The problem
Separate out the lines that hold "Taxe".

[START Material for this exercise]

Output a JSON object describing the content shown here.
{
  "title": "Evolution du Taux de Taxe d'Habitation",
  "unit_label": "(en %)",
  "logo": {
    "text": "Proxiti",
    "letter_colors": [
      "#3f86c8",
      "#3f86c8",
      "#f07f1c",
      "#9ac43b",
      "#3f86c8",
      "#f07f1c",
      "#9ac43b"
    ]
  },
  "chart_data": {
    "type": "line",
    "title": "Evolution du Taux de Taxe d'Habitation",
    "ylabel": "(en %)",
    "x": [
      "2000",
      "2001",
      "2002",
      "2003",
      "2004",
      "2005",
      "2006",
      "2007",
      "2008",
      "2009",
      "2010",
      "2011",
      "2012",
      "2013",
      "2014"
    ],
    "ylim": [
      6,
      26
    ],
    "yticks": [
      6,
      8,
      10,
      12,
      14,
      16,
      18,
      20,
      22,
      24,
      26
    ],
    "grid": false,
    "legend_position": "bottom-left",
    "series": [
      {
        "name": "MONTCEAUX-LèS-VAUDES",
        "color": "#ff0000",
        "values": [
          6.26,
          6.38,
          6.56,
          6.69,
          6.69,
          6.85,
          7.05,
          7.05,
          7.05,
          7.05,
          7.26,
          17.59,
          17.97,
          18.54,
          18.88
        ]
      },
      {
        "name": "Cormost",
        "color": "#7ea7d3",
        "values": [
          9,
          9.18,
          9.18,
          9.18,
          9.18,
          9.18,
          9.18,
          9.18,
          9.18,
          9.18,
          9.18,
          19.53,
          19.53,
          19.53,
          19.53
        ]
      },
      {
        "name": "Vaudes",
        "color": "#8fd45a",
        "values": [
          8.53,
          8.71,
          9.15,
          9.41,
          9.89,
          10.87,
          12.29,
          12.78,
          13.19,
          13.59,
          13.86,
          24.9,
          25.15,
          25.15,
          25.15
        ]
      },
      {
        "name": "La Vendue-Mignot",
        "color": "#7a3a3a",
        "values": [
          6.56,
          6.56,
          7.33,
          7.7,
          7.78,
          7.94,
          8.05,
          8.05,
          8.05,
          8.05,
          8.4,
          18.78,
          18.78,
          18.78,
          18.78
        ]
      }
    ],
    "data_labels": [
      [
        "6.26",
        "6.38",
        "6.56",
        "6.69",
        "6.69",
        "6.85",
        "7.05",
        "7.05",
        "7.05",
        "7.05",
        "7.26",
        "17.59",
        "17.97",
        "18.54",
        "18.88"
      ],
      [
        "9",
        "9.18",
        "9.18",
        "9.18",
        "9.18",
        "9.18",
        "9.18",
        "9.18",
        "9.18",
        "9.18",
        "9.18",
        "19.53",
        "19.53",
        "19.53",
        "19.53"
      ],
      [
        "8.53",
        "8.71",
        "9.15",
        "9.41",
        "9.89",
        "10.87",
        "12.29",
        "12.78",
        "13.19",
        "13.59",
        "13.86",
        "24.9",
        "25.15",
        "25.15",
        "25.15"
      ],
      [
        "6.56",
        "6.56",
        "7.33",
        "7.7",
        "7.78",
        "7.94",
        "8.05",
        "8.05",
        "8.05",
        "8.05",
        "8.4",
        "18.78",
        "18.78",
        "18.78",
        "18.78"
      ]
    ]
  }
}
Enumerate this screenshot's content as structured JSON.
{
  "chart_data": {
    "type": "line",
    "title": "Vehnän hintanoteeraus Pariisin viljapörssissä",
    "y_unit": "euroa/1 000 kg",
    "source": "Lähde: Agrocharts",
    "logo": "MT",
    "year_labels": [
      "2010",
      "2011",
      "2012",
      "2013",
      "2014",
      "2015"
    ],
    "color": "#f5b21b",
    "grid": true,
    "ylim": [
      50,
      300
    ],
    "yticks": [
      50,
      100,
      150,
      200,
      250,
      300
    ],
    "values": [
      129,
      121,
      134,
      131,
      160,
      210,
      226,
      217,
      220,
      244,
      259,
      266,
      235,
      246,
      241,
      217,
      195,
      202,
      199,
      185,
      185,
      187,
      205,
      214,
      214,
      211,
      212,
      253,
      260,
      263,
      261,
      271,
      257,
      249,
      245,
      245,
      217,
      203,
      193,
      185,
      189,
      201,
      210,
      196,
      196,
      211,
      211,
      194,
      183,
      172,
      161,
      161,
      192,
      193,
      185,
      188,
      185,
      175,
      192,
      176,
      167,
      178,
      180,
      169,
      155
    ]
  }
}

[END Material for this exercise]

Output of the exercise
  "title": "Evolution du Taux de Taxe d'Habitation",
    "title": "Evolution du Taux de Taxe d'Habitation",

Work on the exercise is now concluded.